• 提示された本文:
説明

エレクトロニクス材料の凸版印刷方法

【課題】表示パネルにおける配線の形成、電極の形成及び絶縁材料や有機EL素子の作製に最適な、線太りの抑制と膜厚均一性の向上とが可能な凸版印刷方法を提供する。
【解決手段】レリーフを有する印刷用凸版を、該レリーフの頂面を外側に向けた状態で円筒形とし、該レリーフの頂面にアニロックスロールからインクを供給しながら円筒軸を中心に該印刷用凸版を転動させることによって、該印刷用凸版から被印刷体に対して該インクを転写する転写工程を含み、該印刷用凸版が、開口面積10μm2以上1600μm2以下の窪みを該レリーフの頂面に複数個有し、該アニロックスロールの線数が400線/インチ以上700線/インチ未満であり、かつ該窪み1つ当たりの開口面積が該アニロックスロールのセル1つ当たりの開口面積よりも小さくされている凸版印刷方法を提供する。

【発明の詳細な説明】
【技術分野】
【0001】
本発明は、エレクトロニクス材料に関して、凸版印刷法を用いてパタ−ニングを行なう印刷方法に関するものである。
【背景技術】
【0002】
従来、表示パネルや回路のパターン等のうち微細なサイズのものの形成には、一般的にフォトリソ法が用いられてきた。印刷法はフォトリソ法と比較して処理速度が速い、プロセスに関わる廃棄物が少ない、材料の利用効率が高い等の利点があるためコスト低減が可能な方法として期待されているが、印刷物の性能の点では要求に応えきれていなかった。そこで、最近では各種印刷法を用いて、エレクトロニクス材料をパターニングする方法の改良が試みられるようになってきた。

• データの行:

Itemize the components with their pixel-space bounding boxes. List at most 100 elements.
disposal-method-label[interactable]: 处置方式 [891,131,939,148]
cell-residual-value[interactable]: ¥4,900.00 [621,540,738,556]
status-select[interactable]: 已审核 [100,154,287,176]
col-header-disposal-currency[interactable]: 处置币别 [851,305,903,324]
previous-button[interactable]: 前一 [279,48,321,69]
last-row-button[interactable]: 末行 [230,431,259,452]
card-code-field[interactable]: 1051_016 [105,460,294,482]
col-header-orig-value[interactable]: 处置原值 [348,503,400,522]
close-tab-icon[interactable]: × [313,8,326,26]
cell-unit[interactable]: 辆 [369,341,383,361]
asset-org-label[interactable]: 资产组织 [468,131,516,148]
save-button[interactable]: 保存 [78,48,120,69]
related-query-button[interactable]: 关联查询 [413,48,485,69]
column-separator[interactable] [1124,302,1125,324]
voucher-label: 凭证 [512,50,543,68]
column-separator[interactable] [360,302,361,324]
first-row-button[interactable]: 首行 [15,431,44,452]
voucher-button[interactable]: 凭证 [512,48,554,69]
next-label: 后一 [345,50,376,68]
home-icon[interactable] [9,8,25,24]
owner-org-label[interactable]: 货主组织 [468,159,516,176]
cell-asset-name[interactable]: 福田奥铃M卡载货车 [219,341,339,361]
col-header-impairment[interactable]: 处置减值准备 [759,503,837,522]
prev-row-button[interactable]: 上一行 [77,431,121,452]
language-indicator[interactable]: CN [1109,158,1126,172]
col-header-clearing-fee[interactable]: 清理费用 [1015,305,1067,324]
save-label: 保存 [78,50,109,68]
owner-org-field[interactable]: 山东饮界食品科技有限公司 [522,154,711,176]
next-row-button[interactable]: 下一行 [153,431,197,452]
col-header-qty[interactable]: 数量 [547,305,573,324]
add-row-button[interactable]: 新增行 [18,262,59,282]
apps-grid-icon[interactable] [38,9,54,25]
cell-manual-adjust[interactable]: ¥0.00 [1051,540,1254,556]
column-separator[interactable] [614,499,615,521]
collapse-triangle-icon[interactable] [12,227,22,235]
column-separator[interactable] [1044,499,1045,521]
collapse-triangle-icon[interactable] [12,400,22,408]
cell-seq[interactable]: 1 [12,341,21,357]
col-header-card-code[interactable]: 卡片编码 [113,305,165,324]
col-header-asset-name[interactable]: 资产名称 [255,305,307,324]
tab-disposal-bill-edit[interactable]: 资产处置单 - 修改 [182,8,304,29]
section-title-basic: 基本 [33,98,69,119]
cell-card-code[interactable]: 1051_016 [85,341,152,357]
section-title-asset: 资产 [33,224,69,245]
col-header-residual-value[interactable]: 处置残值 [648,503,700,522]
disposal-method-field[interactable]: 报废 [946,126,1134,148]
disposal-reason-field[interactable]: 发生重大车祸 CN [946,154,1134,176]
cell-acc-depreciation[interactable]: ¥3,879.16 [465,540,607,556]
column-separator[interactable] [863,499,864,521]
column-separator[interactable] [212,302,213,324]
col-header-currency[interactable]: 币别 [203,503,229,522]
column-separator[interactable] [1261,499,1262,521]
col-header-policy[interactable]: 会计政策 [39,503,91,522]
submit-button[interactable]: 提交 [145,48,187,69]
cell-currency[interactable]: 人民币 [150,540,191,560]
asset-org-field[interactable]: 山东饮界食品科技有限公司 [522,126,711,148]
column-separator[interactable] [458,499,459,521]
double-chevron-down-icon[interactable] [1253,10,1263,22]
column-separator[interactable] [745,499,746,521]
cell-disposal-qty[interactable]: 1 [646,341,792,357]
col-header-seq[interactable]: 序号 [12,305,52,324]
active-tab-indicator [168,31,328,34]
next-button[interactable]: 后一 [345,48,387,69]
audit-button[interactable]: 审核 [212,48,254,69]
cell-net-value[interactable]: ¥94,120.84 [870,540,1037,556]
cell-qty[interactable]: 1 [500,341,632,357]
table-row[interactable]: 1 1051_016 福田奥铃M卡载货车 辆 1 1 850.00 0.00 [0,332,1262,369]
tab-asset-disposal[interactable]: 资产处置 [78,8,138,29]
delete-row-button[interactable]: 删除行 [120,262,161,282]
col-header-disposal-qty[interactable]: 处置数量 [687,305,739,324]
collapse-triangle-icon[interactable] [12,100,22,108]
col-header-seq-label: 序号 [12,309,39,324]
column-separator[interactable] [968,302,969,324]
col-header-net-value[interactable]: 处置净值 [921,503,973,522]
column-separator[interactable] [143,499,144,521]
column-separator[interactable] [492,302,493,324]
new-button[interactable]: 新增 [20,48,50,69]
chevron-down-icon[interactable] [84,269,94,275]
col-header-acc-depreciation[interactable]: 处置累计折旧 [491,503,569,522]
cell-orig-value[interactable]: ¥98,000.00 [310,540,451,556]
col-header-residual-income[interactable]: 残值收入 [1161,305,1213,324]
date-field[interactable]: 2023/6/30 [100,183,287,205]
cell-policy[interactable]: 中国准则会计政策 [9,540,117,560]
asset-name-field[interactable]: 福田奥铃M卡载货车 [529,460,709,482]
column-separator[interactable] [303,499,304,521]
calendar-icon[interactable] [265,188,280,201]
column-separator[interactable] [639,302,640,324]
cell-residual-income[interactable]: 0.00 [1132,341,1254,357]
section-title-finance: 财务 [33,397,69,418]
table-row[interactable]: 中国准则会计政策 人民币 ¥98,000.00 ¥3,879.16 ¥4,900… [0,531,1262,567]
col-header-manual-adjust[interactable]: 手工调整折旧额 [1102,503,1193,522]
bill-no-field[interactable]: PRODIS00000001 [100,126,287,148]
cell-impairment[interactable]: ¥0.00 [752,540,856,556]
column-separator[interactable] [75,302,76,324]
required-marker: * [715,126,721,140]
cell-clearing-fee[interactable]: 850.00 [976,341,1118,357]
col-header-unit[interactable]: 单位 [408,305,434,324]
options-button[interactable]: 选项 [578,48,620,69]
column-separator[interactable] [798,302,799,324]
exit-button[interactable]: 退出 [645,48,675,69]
* * *
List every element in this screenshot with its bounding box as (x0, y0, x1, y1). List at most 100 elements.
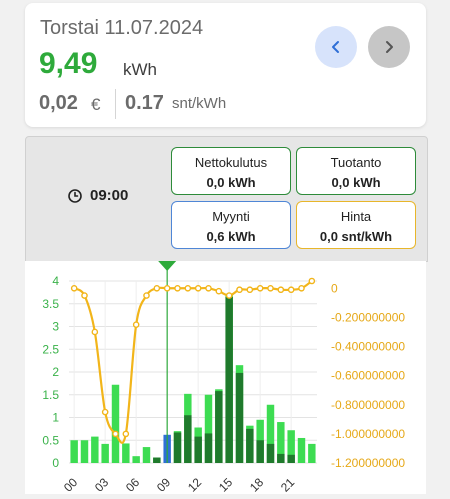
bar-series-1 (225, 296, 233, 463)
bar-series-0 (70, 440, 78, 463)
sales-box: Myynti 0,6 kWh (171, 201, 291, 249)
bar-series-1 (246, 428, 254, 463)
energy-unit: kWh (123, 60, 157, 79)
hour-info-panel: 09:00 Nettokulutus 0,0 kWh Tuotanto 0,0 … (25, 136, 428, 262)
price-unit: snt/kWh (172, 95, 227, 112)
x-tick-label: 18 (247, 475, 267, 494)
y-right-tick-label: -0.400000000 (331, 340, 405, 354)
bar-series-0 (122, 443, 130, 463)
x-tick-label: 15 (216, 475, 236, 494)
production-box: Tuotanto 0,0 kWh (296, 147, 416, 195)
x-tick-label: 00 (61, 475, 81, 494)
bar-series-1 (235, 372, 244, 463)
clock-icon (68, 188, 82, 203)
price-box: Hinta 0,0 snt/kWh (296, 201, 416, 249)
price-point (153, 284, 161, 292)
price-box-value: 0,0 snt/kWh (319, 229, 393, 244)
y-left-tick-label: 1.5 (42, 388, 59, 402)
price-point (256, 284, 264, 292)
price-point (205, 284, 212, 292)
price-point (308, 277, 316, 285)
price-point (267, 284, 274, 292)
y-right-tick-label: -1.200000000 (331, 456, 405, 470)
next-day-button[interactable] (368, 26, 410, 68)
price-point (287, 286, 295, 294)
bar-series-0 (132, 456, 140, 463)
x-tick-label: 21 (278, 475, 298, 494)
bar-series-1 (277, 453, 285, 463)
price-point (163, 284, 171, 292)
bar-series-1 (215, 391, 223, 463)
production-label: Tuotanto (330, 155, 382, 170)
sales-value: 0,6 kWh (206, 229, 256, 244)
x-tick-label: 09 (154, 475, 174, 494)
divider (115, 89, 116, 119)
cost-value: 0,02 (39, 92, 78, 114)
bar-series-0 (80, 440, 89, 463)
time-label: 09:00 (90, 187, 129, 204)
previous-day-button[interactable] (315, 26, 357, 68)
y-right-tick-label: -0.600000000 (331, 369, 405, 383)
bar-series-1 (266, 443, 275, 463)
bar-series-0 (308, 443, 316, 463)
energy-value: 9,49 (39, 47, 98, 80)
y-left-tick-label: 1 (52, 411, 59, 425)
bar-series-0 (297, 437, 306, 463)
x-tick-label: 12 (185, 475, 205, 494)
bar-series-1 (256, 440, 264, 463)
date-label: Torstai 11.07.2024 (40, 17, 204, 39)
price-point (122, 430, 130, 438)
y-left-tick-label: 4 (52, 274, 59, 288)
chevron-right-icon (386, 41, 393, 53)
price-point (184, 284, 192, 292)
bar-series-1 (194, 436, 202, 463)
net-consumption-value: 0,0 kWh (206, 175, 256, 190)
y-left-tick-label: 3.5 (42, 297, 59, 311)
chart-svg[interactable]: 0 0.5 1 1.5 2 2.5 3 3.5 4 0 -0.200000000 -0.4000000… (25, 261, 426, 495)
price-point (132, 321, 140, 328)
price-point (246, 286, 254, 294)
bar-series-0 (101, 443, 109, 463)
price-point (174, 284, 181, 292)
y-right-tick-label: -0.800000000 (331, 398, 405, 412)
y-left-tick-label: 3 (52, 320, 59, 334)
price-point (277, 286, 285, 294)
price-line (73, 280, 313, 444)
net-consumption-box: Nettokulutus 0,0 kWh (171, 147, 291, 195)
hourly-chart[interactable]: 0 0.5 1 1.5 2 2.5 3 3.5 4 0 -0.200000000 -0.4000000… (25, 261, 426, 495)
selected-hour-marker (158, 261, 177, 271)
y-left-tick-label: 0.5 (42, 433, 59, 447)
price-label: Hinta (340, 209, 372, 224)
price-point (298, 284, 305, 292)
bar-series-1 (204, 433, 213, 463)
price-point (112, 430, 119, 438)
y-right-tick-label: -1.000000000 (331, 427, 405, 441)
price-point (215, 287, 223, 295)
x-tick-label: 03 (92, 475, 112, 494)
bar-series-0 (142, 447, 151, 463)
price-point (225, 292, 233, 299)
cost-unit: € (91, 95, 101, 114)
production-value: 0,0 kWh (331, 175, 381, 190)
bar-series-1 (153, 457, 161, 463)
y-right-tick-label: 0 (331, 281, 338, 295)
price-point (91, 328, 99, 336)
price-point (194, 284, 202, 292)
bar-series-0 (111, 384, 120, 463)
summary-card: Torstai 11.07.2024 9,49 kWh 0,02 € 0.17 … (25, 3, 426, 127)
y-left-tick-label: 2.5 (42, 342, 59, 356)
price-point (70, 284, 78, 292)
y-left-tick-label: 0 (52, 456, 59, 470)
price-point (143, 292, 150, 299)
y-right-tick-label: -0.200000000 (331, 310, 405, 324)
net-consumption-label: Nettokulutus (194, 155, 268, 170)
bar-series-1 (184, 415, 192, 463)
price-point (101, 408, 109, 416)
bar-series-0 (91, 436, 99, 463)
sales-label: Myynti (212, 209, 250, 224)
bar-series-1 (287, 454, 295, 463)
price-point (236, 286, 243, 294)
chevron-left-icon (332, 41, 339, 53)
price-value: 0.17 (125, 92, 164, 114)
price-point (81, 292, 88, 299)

• 取り組む課題:
• A. 提示された本文では、アニロックスロールの線数はどの範囲とされているか。
• B. 提示された本文の「エレクトロニクス材料の凸版印刷方法」から「試みられるようになってきた。」までをすべて、一字も変えずに書き写すこと。

• 以下に解答:
• A. 400線/インチ以上700線/インチ未満です。

• B.
エレクトロニクス材料の凸版印刷方法

【課題】表示パネルにおける配線の形成、電極の形成及び絶縁材料や有機EL素子の作製に最適な、線太りの抑制と膜厚均一性の向上とが可能な凸版印刷方法を提供する。
【解決手段】レリーフを有する印刷用凸版を、該レリーフの頂面を外側に向けた状態で円筒形とし、該レリーフの頂面にアニロックスロールからインクを供給しながら円筒軸を中心に該印刷用凸版を転動させることによって、該印刷用凸版から被印刷体に対して該インクを転写する転写工程を含み、該印刷用凸版が、開口面積10μm2以上1600μm2以下の窪みを該レリーフの頂面に複数個有し、該アニロックスロールの線数が400線/インチ以上700線/インチ未満であり、かつ該窪み1つ当たりの開口面積が該アニロックスロールのセル1つ当たりの開口面積よりも小さくされている凸版印刷方法を提供する。

【発明の詳細な説明】
【技術分野】
【0001】
本発明は、エレクトロニクス材料に関して、凸版印刷法を用いてパタ−ニングを行なう印刷方法に関するものである。
【背景技術】
【0002】
従来、表示パネルや回路のパターン等のうち微細なサイズのものの形成には、一般的にフォトリソ法が用いられてきた。印刷法はフォトリソ法と比較して処理速度が速い、プロセスに関わる廃棄物が少ない、材料の利用効率が高い等の利点があるためコスト低減が可能な方法として期待されているが、印刷物の性能の点では要求に応えきれていなかった。そこで、最近では各種印刷法を用いて、エレクトロニクス材料をパターニングする方法の改良が試みられるようになってきた。